*The data:*
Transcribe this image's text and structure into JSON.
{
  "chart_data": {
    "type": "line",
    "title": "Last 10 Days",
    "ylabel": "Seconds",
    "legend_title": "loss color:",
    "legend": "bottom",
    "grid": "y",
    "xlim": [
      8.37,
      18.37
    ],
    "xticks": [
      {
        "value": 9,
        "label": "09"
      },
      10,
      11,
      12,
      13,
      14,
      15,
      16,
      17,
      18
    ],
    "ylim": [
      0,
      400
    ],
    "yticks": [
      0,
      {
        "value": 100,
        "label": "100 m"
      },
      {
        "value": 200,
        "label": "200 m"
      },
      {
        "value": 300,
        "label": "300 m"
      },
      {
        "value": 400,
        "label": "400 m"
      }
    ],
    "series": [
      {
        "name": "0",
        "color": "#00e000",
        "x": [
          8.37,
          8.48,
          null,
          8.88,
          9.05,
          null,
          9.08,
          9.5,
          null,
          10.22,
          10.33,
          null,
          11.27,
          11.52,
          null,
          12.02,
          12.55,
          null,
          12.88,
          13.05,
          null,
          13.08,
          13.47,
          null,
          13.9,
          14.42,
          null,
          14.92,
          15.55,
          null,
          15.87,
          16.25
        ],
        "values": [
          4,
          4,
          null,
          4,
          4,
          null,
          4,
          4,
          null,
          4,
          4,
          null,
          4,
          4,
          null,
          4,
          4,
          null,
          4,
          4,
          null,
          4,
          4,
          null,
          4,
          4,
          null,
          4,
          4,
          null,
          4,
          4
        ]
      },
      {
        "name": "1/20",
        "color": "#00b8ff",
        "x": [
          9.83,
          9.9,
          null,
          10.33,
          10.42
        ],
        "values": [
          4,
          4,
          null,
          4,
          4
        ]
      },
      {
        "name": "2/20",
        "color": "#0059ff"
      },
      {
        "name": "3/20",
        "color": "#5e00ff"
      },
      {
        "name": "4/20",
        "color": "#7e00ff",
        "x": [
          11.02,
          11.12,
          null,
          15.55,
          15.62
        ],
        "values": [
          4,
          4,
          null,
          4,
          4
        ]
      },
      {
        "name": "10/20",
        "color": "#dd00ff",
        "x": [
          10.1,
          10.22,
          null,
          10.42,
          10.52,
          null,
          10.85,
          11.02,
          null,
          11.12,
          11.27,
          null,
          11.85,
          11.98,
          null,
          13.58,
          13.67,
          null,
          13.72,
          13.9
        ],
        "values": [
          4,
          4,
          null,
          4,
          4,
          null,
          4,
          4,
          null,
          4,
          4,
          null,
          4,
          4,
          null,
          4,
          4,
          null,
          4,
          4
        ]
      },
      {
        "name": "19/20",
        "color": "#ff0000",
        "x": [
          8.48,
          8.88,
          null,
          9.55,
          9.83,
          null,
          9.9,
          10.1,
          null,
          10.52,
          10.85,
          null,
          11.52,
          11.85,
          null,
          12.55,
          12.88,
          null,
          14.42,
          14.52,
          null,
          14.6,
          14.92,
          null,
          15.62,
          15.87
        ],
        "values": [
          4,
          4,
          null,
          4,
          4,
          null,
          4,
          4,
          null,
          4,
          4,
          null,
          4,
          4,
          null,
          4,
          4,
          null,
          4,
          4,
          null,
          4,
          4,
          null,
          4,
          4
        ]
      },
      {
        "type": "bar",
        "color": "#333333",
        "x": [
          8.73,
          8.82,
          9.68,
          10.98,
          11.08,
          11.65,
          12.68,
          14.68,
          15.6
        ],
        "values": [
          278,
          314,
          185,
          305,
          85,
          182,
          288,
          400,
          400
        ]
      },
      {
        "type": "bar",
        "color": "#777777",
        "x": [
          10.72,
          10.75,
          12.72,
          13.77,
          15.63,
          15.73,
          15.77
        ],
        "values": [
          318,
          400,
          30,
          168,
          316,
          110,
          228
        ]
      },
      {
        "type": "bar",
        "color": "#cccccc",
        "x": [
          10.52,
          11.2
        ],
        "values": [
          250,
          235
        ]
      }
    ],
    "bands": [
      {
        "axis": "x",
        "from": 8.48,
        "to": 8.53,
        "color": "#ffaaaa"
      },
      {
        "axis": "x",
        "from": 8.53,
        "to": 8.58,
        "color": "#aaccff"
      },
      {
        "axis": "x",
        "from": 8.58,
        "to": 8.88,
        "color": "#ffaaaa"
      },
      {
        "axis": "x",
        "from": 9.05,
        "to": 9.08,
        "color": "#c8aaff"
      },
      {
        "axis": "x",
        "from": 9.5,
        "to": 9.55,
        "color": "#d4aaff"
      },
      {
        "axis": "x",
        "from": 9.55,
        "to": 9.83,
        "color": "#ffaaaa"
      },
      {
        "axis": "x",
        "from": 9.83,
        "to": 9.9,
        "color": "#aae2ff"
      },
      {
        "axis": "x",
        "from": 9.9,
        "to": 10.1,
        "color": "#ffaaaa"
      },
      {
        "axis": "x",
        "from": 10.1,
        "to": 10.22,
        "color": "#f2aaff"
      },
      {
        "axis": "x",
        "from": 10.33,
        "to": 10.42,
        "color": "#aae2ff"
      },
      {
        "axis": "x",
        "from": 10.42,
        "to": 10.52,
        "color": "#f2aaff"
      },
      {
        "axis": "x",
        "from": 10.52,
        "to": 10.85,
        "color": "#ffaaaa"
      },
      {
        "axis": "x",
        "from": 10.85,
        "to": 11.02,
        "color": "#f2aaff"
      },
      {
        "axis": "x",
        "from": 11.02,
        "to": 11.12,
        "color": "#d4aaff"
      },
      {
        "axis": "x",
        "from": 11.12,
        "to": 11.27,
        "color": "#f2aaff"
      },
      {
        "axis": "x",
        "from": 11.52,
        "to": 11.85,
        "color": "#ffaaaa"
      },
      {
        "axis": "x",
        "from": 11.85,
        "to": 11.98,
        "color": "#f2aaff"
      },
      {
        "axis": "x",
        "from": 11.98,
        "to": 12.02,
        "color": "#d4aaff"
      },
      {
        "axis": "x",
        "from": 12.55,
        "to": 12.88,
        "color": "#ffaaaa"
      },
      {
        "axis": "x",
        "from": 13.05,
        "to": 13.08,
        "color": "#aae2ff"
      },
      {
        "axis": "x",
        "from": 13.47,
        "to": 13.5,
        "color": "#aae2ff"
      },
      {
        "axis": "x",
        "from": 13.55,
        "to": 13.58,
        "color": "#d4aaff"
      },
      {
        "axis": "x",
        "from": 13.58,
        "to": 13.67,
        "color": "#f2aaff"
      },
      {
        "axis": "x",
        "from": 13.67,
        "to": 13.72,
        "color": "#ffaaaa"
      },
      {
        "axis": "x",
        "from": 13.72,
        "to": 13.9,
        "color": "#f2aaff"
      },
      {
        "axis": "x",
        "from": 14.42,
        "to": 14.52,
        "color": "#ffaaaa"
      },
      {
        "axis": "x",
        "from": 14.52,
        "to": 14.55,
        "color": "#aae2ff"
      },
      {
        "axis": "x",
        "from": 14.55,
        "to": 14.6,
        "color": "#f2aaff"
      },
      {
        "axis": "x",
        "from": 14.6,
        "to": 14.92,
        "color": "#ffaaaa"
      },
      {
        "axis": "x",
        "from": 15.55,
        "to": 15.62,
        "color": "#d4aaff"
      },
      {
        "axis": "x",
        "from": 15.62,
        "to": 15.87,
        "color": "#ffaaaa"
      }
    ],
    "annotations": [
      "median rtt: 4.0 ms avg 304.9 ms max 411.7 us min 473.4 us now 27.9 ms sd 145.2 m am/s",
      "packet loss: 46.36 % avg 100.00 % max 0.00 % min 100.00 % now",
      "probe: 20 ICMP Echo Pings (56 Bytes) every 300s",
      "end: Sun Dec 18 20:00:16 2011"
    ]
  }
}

*Task instructions:*
Output the records above in their entirety, exactly.

*Solution:*
Transcribe this image's text and structure into JSON.
{
  "chart_data": {
    "type": "line",
    "title": "Last 10 Days",
    "ylabel": "Seconds",
    "legend_title": "loss color:",
    "legend": "bottom",
    "grid": "y",
    "xlim": [
      8.37,
      18.37
    ],
    "xticks": [
      {
        "value": 9,
        "label": "09"
      },
      10,
      11,
      12,
      13,
      14,
      15,
      16,
      17,
      18
    ],
    "ylim": [
      0,
      400
    ],
    "yticks": [
      0,
      {
        "value": 100,
        "label": "100 m"
      },
      {
        "value": 200,
        "label": "200 m"
      },
      {
        "value": 300,
        "label": "300 m"
      },
      {
        "value": 400,
        "label": "400 m"
      }
    ],
    "series": [
      {
        "name": "0",
        "color": "#00e000",
        "x": [
          8.37,
          8.48,
          null,
          8.88,
          9.05,
          null,
          9.08,
          9.5,
          null,
          10.22,
          10.33,
          null,
          11.27,
          11.52,
          null,
          12.02,
          12.55,
          null,
          12.88,
          13.05,
          null,
          13.08,
          13.47,
          null,
          13.9,
          14.42,
          null,
          14.92,
          15.55,
          null,
          15.87,
          16.25
        ],
        "values": [
          4,
          4,
          null,
          4,
          4,
          null,
          4,
          4,
          null,
          4,
          4,
          null,
          4,
          4,
          null,
          4,
          4,
          null,
          4,
          4,
          null,
          4,
          4,
          null,
          4,
          4,
          null,
          4,
          4,
          null,
          4,
          4
        ]
      },
      {
        "name": "1/20",
        "color": "#00b8ff",
        "x": [
          9.83,
          9.9,
          null,
          10.33,
          10.42
        ],
        "values": [
          4,
          4,
          null,
          4,
          4
        ]
      },
      {
        "name": "2/20",
        "color": "#0059ff"
      },
      {
        "name": "3/20",
        "color": "#5e00ff"
      },
      {
        "name": "4/20",
        "color": "#7e00ff",
        "x": [
          11.02,
          11.12,
          null,
          15.55,
          15.62
        ],
        "values": [
          4,
          4,
          null,
          4,
          4
        ]
      },
      {
        "name": "10/20",
        "color": "#dd00ff",
        "x": [
          10.1,
          10.22,
          null,
          10.42,
          10.52,
          null,
          10.85,
          11.02,
          null,
          11.12,
          11.27,
          null,
          11.85,
          11.98,
          null,
          13.58,
          13.67,
          null,
          13.72,
          13.9
        ],
        "values": [
          4,
          4,
          null,
          4,
          4,
          null,
          4,
          4,
          null,
          4,
          4,
          null,
          4,
          4,
          null,
          4,
          4,
          null,
          4,
          4
        ]
      },
      {
        "name": "19/20",
        "color": "#ff0000",
        "x": [
          8.48,
          8.88,
          null,
          9.55,
          9.83,
          null,
          9.9,
          10.1,
          null,
          10.52,
          10.85,
          null,
          11.52,
          11.85,
          null,
          12.55,
          12.88,
          null,
          14.42,
          14.52,
          null,
          14.6,
          14.92,
          null,
          15.62,
          15.87
        ],
        "values": [
          4,
          4,
          null,
          4,
          4,
          null,
          4,
          4,
          null,
          4,
          4,
          null,
          4,
          4,
          null,
          4,
          4,
          null,
          4,
          4,
          null,
          4,
          4,
          null,
          4,
          4
        ]
      },
      {
        "type": "bar",
        "color": "#333333",
        "x": [
          8.73,
          8.82,
          9.68,
          10.98,
          11.08,
          11.65,
          12.68,
          14.68,
          15.6
        ],
        "values": [
          278,
          314,
          185,
          305,
          85,
          182,
          288,
          400,
          400
        ]
      },
      {
        "type": "bar",
        "color": "#777777",
        "x": [
          10.72,
          10.75,
          12.72,
          13.77,
          15.63,
          15.73,
          15.77
        ],
        "values": [
          318,
          400,
          30,
          168,
          316,
          110,
          228
        ]
      },
      {
        "type": "bar",
        "color": "#cccccc",
        "x": [
          10.52,
          11.2
        ],
        "values": [
          250,
          235
        ]
      }
    ],
    "bands": [
      {
        "axis": "x",
        "from": 8.48,
        "to": 8.53,
        "color": "#ffaaaa"
      },
      {
        "axis": "x",
        "from": 8.53,
        "to": 8.58,
        "color": "#aaccff"
      },
      {
        "axis": "x",
        "from": 8.58,
        "to": 8.88,
        "color": "#ffaaaa"
      },
      {
        "axis": "x",
        "from": 9.05,
        "to": 9.08,
        "color": "#c8aaff"
      },
      {
        "axis": "x",
        "from": 9.5,
        "to": 9.55,
        "color": "#d4aaff"
      },
      {
        "axis": "x",
        "from": 9.55,
        "to": 9.83,
        "color": "#ffaaaa"
      },
      {
        "axis": "x",
        "from": 9.83,
        "to": 9.9,
        "color": "#aae2ff"
      },
      {
        "axis": "x",
        "from": 9.9,
        "to": 10.1,
        "color": "#ffaaaa"
      },
      {
        "axis": "x",
        "from": 10.1,
        "to": 10.22,
        "color": "#f2aaff"
      },
      {
        "axis": "x",
        "from": 10.33,
        "to": 10.42,
        "color": "#aae2ff"
      },
      {
        "axis": "x",
        "from": 10.42,
        "to": 10.52,
        "color": "#f2aaff"
      },
      {
        "axis": "x",
        "from": 10.52,
        "to": 10.85,
        "color": "#ffaaaa"
      },
      {
        "axis": "x",
        "from": 10.85,
        "to": 11.02,
        "color": "#f2aaff"
      },
      {
        "axis": "x",
        "from": 11.02,
        "to": 11.12,
        "color": "#d4aaff"
      },
      {
        "axis": "x",
        "from": 11.12,
        "to": 11.27,
        "color": "#f2aaff"
      },
      {
        "axis": "x",
        "from": 11.52,
        "to": 11.85,
        "color": "#ffaaaa"
      },
      {
        "axis": "x",
        "from": 11.85,
        "to": 11.98,
        "color": "#f2aaff"
      },
      {
        "axis": "x",
        "from": 11.98,
        "to": 12.02,
        "color": "#d4aaff"
      },
      {
        "axis": "x",
        "from": 12.55,
        "to": 12.88,
        "color": "#ffaaaa"
      },
      {
        "axis": "x",
        "from": 13.05,
        "to": 13.08,
        "color": "#aae2ff"
      },
      {
        "axis": "x",
        "from": 13.47,
        "to": 13.5,
        "color": "#aae2ff"
      },
      {
        "axis": "x",
        "from": 13.55,
        "to": 13.58,
        "color": "#d4aaff"
      },
      {
        "axis": "x",
        "from": 13.58,
        "to": 13.67,
        "color": "#f2aaff"
      },
      {
        "axis": "x",
        "from": 13.67,
        "to": 13.72,
        "color": "#ffaaaa"
      },
      {
        "axis": "x",
        "from": 13.72,
        "to": 13.9,
        "color": "#f2aaff"
      },
      {
        "axis": "x",
        "from": 14.42,
        "to": 14.52,
        "color": "#ffaaaa"
      },
      {
        "axis": "x",
        "from": 14.52,
        "to": 14.55,
        "color": "#aae2ff"
      },
      {
        "axis": "x",
        "from": 14.55,
        "to": 14.6,
        "color": "#f2aaff"
      },
      {
        "axis": "x",
        "from": 14.6,
        "to": 14.92,
        "color": "#ffaaaa"
      },
      {
        "axis": "x",
        "from": 15.55,
        "to": 15.62,
        "color": "#d4aaff"
      },
      {
        "axis": "x",
        "from": 15.62,
        "to": 15.87,
        "color": "#ffaaaa"
      }
    ],
    "annotations": [
      "median rtt: 4.0 ms avg 304.9 ms max 411.7 us min 473.4 us now 27.9 ms sd 145.2 m am/s",
      "packet loss: 46.36 % avg 100.00 % max 0.00 % min 100.00 % now",
      "probe: 20 ICMP Echo Pings (56 Bytes) every 300s",
      "end: Sun Dec 18 20:00:16 2011"
    ]
  }
}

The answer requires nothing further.